## Exercise instructions
Find the string "Interpolación" in the entries and copy each line that has it.

## The data
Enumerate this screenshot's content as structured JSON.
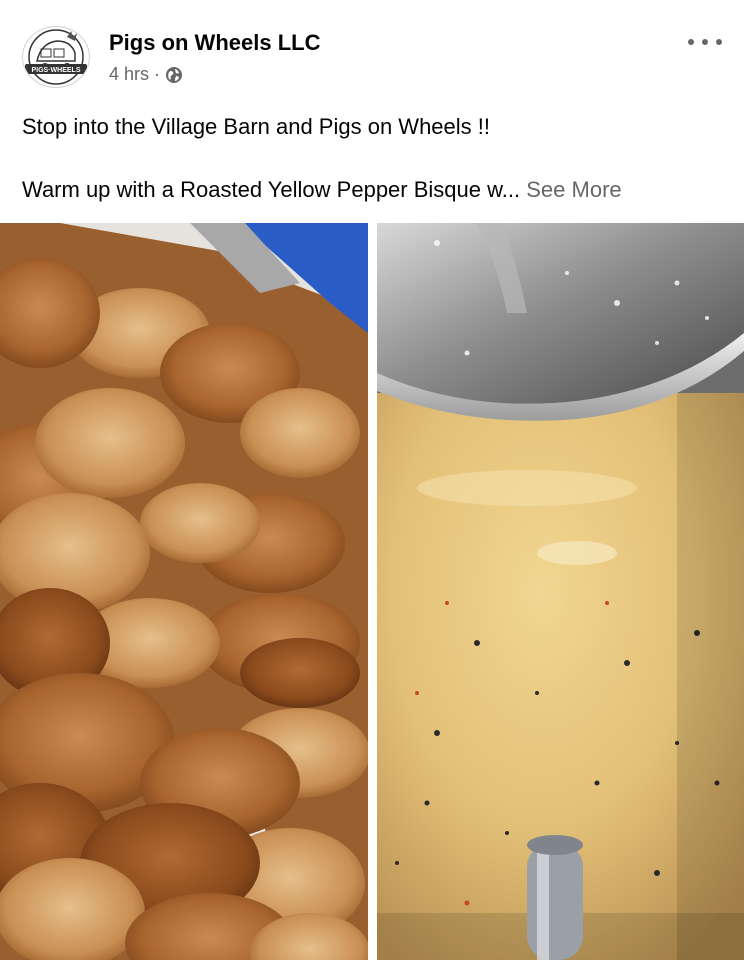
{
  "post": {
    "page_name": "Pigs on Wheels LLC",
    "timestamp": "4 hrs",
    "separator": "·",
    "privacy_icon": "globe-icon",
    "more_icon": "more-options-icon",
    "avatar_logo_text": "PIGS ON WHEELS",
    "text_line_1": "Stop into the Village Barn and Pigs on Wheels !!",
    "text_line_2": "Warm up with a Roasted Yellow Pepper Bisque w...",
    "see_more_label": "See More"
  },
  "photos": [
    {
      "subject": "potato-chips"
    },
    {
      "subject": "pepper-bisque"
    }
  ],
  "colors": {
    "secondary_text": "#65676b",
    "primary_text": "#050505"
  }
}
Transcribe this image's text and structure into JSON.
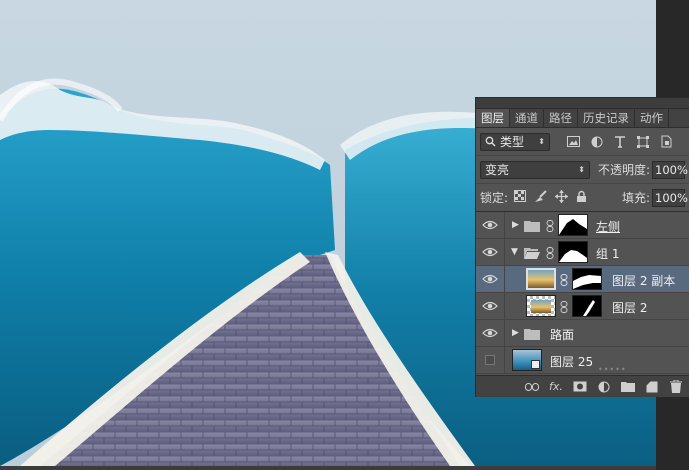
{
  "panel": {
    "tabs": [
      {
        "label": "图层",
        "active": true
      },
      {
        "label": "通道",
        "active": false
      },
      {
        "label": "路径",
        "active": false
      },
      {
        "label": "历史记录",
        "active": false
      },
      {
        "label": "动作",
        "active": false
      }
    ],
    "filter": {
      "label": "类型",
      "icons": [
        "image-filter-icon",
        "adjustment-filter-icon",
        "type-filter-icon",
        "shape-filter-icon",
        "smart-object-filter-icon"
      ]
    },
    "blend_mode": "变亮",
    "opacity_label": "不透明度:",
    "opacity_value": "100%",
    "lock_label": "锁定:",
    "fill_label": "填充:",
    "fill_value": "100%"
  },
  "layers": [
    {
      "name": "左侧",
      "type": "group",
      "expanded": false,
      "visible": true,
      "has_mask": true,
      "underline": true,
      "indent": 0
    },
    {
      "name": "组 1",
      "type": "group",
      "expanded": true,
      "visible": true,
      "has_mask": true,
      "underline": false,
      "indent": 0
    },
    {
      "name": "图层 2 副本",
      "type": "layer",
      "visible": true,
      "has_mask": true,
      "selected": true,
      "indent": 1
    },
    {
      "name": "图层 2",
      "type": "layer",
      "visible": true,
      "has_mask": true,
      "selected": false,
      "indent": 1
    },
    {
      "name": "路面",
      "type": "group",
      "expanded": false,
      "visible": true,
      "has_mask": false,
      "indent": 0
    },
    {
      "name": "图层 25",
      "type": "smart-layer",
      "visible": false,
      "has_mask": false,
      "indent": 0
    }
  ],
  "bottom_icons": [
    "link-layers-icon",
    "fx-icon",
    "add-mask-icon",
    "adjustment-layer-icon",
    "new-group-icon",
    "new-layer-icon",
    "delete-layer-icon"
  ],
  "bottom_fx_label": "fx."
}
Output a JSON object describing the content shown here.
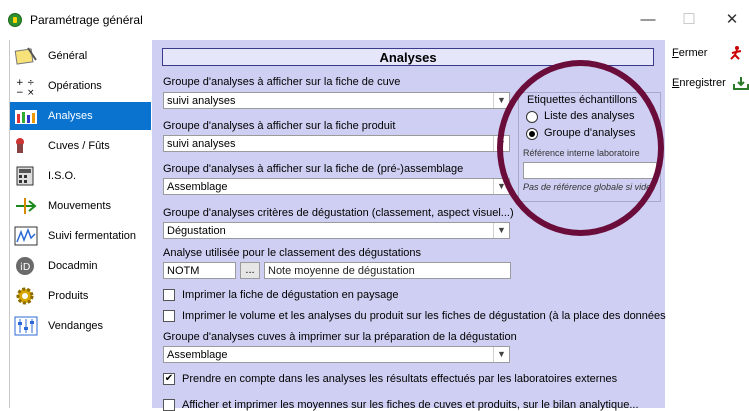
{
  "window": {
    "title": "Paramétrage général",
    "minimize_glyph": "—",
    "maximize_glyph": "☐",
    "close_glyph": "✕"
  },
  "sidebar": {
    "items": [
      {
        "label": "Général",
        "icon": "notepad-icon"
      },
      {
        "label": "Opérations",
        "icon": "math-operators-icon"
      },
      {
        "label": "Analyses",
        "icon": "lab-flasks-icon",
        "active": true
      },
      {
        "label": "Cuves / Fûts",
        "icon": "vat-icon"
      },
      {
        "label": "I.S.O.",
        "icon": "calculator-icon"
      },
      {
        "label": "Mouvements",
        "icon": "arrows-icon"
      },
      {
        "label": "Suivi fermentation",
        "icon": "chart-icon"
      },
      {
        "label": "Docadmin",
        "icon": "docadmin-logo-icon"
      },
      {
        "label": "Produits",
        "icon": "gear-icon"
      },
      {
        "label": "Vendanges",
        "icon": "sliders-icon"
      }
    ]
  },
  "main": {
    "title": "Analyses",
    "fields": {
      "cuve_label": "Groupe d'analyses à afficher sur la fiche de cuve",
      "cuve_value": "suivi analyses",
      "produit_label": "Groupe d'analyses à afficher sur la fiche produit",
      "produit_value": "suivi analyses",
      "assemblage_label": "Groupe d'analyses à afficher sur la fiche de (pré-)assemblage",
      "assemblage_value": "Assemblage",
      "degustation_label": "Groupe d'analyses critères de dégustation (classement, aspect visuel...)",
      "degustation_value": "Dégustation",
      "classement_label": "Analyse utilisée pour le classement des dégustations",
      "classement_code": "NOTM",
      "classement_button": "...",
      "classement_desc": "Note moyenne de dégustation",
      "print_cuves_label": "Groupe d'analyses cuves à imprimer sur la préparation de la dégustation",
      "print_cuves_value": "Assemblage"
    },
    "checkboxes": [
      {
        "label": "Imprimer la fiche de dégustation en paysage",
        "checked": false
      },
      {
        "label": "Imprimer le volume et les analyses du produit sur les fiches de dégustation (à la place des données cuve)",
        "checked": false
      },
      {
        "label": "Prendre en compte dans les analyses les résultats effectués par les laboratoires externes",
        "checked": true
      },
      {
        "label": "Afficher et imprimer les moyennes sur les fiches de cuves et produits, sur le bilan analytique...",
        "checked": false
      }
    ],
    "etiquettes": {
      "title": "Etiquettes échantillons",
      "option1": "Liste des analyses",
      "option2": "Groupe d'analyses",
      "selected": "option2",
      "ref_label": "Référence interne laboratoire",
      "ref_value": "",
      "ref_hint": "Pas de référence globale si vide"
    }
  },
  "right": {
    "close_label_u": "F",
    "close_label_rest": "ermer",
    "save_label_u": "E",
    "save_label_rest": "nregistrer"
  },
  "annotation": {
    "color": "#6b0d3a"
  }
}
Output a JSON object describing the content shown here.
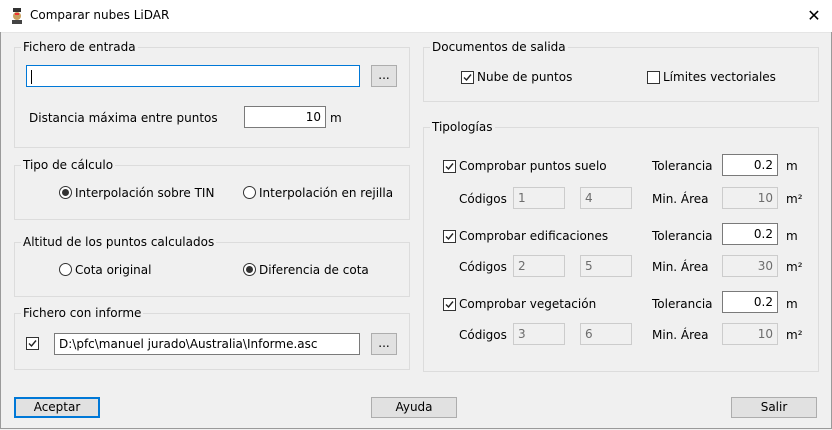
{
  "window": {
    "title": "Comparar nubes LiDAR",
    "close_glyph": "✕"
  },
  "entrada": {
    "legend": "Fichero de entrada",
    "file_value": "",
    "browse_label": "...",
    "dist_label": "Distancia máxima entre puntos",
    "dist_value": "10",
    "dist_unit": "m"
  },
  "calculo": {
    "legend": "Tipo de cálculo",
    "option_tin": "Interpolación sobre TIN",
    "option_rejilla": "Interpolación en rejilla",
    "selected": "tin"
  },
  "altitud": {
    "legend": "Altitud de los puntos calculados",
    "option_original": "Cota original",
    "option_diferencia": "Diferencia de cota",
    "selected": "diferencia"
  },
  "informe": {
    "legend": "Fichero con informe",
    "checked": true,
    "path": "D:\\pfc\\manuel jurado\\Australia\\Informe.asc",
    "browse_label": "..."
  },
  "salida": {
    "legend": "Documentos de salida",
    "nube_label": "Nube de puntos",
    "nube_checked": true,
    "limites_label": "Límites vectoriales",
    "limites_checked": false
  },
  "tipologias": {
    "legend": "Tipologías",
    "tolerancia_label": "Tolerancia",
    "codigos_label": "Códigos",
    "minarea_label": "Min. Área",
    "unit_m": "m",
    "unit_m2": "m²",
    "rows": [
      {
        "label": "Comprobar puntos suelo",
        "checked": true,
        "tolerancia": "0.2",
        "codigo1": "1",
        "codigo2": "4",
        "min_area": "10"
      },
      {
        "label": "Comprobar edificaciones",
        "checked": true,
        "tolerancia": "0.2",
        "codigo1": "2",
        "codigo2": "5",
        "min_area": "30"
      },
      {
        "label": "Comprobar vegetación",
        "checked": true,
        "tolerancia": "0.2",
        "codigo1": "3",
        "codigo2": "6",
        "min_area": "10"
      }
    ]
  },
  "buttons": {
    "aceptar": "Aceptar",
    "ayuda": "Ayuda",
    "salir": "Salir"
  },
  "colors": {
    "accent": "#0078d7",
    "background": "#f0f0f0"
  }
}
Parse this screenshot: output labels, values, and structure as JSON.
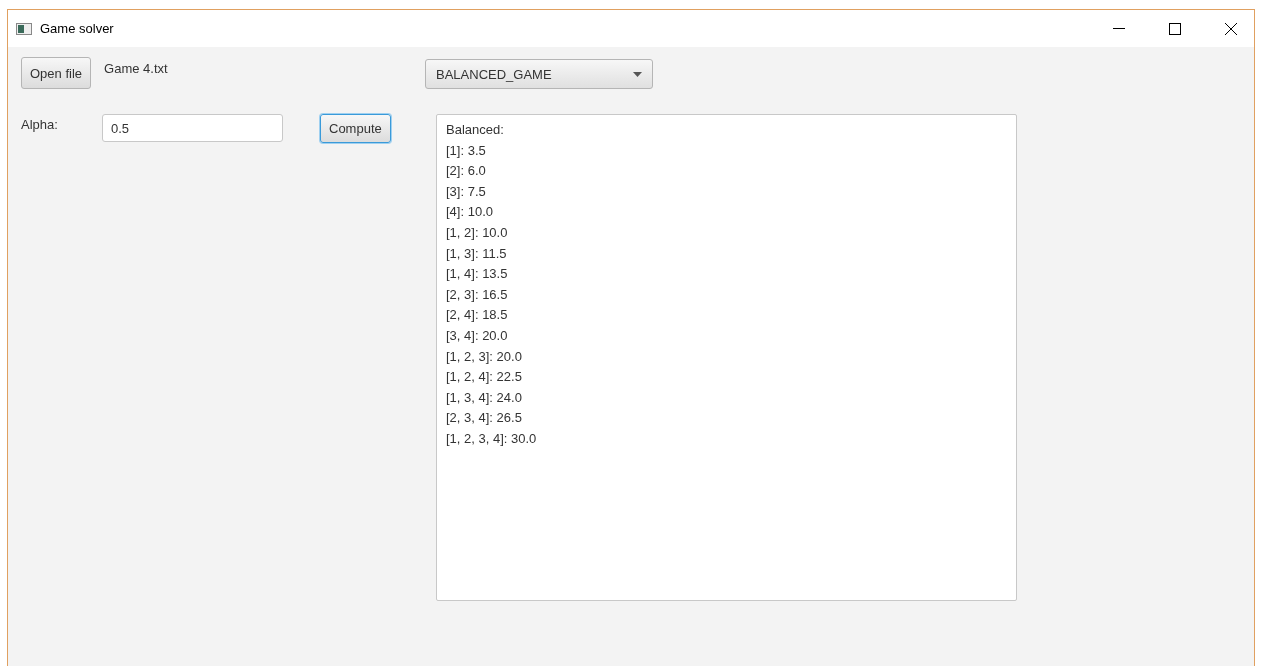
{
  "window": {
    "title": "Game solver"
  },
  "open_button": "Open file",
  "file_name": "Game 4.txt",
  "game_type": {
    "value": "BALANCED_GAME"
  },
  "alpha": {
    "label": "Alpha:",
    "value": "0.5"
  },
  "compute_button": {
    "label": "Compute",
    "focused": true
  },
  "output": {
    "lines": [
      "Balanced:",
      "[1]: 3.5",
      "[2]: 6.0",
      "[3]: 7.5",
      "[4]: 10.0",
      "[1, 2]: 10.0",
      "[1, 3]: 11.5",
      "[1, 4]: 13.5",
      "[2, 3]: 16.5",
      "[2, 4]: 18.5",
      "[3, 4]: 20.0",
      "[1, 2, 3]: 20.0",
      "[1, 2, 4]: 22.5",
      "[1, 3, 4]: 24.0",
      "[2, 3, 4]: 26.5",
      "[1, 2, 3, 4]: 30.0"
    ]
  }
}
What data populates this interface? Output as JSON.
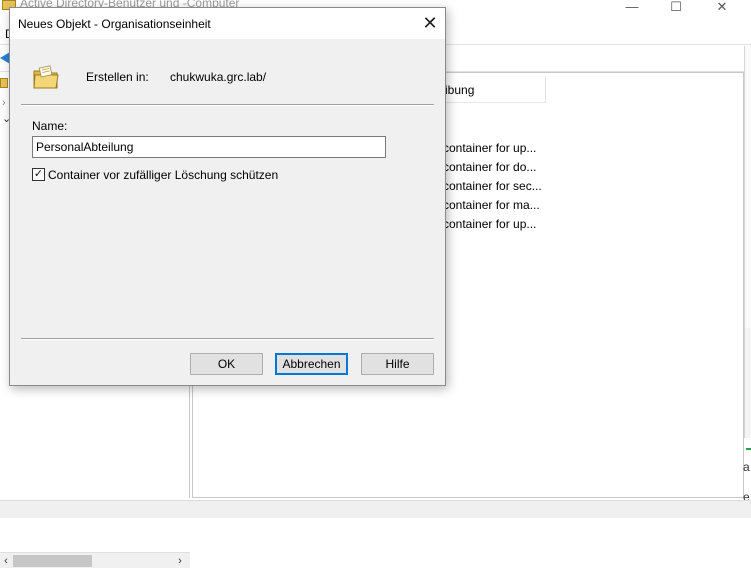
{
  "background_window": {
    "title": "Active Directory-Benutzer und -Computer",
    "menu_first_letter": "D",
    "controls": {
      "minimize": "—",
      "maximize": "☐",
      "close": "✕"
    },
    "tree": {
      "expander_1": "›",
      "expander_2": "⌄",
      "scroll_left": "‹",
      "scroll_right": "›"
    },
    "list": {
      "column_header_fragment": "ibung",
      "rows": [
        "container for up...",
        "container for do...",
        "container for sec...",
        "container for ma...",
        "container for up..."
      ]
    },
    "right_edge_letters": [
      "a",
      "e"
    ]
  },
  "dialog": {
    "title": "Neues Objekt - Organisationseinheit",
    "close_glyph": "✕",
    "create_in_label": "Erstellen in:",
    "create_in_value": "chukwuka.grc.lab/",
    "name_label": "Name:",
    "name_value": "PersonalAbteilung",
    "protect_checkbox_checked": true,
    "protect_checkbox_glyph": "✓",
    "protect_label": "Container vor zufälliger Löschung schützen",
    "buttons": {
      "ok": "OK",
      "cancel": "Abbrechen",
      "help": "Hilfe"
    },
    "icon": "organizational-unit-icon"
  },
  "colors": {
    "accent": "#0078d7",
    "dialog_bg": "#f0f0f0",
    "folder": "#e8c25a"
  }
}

## Written response
    "option_tin": "Interpolación sobre TIN",
    "option_rejilla": "Interpolación en rejilla",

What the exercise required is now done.